## Problem description
Locate every line below that contains the string "knob", and copy each of those lines.
== Data for this exercise
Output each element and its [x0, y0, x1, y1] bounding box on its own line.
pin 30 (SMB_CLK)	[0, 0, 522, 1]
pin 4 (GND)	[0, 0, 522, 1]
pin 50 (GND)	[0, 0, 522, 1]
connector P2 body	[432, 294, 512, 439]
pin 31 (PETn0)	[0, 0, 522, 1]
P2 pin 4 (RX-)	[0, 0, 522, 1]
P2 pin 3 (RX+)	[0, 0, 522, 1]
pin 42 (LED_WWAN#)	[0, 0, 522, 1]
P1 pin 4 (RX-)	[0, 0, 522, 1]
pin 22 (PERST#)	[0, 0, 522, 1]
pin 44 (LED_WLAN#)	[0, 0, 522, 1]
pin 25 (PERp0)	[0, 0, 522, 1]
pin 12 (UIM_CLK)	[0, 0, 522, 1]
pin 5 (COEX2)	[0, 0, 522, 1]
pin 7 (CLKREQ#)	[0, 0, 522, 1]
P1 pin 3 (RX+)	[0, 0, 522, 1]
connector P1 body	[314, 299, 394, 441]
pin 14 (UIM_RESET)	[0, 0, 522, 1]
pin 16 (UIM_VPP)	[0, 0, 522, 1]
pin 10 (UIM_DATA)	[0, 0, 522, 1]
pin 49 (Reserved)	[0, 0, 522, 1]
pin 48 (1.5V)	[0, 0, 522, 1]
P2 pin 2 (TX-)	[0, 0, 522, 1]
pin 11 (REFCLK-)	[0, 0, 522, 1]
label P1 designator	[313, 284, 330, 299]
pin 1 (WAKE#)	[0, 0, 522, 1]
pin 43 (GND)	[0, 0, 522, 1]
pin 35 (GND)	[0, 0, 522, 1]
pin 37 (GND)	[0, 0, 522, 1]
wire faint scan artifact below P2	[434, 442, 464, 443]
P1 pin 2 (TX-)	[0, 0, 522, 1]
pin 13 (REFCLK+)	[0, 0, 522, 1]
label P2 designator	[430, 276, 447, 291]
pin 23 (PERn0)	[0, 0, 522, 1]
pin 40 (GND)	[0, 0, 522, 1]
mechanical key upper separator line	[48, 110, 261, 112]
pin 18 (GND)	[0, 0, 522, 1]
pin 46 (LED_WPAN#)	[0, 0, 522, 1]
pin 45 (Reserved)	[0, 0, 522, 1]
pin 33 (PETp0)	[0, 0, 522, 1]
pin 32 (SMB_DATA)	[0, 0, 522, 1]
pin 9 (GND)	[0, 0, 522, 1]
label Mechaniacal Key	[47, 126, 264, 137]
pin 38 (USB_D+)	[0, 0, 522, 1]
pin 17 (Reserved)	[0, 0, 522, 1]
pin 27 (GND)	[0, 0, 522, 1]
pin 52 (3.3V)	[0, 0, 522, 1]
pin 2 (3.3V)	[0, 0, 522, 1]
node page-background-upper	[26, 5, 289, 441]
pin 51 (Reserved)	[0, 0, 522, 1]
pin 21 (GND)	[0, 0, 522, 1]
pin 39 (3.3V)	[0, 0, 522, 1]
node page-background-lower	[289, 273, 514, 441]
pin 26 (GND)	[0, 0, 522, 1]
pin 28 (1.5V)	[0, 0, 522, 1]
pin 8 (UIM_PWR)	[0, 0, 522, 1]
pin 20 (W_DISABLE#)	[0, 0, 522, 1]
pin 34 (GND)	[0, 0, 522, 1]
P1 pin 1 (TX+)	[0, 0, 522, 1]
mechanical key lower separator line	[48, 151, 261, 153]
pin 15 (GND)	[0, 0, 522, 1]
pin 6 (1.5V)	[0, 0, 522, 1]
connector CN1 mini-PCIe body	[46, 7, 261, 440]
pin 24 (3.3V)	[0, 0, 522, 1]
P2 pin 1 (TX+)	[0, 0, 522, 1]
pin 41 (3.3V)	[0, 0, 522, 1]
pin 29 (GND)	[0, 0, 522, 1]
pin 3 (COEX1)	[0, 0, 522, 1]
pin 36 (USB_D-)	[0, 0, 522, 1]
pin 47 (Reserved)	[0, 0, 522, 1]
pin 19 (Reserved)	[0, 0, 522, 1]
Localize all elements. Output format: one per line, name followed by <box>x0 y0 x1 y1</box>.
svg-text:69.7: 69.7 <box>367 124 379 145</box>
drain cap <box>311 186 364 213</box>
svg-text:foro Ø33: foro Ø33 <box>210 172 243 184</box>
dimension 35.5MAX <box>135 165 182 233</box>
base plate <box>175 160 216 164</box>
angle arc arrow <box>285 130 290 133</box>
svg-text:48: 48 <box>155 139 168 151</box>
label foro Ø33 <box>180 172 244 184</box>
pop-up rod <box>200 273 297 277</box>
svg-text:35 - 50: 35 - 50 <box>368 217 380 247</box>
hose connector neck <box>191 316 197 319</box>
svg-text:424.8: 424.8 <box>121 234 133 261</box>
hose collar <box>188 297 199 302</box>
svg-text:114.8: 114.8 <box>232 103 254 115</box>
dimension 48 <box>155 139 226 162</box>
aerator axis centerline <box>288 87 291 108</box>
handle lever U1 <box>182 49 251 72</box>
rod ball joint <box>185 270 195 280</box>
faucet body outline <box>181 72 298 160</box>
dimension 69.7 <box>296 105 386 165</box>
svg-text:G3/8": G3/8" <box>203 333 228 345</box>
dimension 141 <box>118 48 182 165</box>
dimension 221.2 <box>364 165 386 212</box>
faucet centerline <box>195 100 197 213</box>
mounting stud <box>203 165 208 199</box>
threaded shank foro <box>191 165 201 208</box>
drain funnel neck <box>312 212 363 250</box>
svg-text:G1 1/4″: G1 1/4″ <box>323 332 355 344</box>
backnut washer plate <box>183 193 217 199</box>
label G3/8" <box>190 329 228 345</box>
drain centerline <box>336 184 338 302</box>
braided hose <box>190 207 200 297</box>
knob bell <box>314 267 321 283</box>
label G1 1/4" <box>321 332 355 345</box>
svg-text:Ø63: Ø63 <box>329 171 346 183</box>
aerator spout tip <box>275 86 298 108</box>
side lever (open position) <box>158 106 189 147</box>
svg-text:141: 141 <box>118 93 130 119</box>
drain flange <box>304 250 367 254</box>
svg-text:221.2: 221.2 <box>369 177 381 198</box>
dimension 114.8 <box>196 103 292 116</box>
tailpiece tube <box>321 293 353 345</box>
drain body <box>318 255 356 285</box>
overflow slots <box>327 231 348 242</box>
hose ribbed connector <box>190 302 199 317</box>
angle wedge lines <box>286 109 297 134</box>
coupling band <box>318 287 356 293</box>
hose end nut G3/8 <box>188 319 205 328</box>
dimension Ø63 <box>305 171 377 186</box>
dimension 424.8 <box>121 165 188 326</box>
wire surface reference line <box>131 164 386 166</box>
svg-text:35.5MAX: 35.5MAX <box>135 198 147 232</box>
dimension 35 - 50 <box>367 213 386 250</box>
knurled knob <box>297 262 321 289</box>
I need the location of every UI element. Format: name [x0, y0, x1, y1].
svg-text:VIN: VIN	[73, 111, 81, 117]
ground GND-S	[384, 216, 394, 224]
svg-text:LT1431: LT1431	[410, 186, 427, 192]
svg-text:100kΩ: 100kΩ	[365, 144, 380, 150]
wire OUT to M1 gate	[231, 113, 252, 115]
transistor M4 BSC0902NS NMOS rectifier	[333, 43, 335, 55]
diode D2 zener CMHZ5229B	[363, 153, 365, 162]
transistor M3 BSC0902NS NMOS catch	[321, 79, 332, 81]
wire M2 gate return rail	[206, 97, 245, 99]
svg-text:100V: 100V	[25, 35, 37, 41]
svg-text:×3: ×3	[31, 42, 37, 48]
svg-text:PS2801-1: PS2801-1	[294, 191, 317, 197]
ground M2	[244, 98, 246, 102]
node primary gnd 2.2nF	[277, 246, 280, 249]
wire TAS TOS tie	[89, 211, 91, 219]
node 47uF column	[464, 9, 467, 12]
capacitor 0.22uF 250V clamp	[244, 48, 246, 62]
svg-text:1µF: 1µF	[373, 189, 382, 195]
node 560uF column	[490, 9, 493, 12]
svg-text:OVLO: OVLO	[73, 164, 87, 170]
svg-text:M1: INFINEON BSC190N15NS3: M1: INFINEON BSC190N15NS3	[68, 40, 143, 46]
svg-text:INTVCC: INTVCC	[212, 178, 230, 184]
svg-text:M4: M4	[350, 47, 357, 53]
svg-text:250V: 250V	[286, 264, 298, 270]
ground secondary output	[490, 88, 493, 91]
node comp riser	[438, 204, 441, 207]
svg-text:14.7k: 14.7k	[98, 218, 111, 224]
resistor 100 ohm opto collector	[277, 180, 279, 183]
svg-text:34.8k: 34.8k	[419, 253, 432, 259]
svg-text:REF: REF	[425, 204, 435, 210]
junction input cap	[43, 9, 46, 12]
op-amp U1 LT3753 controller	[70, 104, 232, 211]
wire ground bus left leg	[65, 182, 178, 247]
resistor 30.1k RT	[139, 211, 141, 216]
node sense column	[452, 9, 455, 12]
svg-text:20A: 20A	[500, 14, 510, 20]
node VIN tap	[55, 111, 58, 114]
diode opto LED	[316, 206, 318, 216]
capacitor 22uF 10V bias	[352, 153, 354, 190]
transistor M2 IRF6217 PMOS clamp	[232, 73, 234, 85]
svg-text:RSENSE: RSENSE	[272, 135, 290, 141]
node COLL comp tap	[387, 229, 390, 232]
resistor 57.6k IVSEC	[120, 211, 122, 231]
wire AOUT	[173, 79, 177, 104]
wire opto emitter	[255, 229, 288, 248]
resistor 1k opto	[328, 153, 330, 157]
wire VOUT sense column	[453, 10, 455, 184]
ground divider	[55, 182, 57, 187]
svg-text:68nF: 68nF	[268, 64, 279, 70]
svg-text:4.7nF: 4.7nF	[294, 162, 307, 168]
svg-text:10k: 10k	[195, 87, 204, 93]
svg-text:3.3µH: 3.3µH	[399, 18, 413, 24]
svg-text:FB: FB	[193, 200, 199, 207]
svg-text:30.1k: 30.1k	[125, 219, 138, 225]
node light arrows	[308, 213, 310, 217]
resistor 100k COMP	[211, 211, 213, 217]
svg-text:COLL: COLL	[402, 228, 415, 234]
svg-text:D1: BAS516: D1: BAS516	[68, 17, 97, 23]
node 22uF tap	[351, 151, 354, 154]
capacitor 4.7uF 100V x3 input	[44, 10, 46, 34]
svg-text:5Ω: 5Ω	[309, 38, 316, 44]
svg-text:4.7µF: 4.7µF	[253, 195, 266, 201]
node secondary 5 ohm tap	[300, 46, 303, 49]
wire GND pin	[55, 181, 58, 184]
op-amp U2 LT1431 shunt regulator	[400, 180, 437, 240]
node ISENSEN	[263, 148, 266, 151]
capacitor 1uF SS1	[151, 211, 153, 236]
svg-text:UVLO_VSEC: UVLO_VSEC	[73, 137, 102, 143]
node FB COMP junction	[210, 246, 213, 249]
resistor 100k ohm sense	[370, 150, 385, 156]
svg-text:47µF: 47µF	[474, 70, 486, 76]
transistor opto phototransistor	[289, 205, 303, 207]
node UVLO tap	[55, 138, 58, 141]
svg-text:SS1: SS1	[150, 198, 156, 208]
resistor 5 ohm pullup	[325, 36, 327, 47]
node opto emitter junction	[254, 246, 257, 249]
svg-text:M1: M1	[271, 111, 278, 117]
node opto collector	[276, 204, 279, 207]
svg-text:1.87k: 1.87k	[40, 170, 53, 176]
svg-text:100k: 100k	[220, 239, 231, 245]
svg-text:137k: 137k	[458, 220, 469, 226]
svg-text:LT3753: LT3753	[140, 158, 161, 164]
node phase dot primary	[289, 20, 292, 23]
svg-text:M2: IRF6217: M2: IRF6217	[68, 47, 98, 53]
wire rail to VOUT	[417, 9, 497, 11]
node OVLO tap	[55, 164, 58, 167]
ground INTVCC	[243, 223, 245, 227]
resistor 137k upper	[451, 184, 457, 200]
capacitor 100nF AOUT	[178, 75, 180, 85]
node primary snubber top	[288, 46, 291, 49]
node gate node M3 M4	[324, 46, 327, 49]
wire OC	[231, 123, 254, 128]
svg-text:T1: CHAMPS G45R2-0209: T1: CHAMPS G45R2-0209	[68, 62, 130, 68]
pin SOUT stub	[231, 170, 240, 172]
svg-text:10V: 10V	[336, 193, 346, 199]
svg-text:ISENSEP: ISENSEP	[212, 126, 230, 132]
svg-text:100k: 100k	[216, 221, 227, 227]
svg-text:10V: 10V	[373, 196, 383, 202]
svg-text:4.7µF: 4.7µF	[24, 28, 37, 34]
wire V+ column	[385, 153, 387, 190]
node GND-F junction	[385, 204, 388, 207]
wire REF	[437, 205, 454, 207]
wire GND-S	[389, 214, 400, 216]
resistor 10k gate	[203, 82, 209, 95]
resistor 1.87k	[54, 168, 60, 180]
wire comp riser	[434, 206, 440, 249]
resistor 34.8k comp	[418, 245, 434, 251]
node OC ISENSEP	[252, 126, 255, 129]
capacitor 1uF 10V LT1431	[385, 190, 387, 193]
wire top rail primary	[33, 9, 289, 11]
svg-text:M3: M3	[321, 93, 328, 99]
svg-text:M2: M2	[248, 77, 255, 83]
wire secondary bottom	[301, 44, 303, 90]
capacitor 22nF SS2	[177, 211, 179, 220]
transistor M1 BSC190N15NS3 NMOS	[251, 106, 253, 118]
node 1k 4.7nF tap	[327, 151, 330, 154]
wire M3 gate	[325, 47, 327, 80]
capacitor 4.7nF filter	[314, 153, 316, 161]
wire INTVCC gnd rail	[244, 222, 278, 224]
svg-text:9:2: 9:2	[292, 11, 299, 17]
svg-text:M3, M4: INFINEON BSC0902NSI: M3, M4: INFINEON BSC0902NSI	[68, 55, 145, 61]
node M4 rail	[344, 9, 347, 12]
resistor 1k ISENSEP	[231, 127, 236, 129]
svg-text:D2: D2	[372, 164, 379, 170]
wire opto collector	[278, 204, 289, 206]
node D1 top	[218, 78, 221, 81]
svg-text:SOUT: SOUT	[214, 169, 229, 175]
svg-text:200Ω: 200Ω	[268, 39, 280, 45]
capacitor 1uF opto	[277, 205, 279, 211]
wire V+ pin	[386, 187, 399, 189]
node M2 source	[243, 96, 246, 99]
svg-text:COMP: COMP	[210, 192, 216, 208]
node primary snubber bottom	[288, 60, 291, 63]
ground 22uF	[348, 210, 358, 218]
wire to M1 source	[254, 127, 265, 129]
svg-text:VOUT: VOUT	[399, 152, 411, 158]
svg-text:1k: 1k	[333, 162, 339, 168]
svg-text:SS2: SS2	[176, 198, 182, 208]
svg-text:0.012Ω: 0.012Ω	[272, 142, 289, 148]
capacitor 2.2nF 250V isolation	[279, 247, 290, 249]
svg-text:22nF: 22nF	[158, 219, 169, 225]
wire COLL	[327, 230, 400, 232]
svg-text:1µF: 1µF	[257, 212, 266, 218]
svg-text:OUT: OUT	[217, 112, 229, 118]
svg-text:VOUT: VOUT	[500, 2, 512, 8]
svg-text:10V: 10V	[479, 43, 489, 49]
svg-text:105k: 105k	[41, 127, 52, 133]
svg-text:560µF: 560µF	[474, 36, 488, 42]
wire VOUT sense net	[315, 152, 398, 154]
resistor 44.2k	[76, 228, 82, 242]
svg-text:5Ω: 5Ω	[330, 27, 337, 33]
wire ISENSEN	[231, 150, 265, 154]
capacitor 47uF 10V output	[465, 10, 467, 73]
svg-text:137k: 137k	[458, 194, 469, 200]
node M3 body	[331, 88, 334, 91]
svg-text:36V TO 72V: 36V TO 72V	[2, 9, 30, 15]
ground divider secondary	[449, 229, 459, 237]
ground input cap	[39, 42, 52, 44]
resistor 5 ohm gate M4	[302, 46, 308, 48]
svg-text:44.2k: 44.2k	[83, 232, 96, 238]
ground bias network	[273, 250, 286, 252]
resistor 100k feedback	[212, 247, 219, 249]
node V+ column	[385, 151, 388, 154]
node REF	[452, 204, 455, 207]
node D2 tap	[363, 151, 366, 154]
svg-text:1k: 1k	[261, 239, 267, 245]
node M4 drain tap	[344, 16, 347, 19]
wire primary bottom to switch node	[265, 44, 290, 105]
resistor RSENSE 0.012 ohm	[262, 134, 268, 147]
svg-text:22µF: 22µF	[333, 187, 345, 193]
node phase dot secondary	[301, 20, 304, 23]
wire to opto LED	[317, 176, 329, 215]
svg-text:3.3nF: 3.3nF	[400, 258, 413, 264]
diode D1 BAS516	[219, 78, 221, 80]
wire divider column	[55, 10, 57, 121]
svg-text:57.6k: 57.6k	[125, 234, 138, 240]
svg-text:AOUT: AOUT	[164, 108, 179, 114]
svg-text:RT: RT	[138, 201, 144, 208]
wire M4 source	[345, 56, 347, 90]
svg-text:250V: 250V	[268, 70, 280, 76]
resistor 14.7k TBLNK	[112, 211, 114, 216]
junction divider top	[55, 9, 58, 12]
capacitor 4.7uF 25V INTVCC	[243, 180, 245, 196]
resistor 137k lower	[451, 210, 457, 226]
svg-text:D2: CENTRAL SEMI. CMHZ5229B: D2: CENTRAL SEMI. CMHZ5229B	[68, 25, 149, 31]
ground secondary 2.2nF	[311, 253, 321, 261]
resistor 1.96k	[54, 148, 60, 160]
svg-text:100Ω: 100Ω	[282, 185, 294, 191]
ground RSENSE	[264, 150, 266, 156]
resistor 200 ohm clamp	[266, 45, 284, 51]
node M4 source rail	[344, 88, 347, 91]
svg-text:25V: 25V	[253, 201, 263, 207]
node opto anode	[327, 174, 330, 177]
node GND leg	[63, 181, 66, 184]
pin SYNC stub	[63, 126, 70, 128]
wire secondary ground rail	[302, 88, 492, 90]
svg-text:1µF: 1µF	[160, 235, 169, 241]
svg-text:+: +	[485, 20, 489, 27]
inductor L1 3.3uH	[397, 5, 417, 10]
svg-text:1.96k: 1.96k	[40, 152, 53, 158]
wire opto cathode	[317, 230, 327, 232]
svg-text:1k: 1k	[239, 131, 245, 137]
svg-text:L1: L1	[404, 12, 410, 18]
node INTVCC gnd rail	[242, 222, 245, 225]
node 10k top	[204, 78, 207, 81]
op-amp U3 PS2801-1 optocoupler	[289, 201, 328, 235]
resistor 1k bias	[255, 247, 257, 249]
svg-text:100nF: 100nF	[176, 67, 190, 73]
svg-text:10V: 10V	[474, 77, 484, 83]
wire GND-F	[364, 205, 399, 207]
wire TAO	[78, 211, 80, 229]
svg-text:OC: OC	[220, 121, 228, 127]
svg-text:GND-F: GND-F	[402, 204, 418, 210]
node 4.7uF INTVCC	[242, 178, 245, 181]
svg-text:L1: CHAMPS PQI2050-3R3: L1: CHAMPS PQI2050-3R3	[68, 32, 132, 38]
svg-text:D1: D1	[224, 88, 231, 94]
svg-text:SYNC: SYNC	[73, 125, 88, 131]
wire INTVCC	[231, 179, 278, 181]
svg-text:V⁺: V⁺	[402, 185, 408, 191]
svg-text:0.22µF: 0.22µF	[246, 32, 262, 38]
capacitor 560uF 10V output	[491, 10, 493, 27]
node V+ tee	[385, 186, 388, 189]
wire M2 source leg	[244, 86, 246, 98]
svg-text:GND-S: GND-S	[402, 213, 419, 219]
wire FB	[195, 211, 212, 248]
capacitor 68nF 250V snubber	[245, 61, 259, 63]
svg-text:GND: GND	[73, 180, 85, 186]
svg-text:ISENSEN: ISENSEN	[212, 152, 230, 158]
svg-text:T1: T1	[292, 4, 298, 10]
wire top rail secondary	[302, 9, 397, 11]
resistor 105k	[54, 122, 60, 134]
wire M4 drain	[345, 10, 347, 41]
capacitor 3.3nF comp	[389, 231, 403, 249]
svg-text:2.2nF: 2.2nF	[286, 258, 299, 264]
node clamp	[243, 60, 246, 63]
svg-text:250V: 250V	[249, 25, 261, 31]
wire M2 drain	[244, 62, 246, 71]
====
## Correct answer
knob bell <box>314 267 321 283</box>
knurled knob <box>297 262 321 289</box>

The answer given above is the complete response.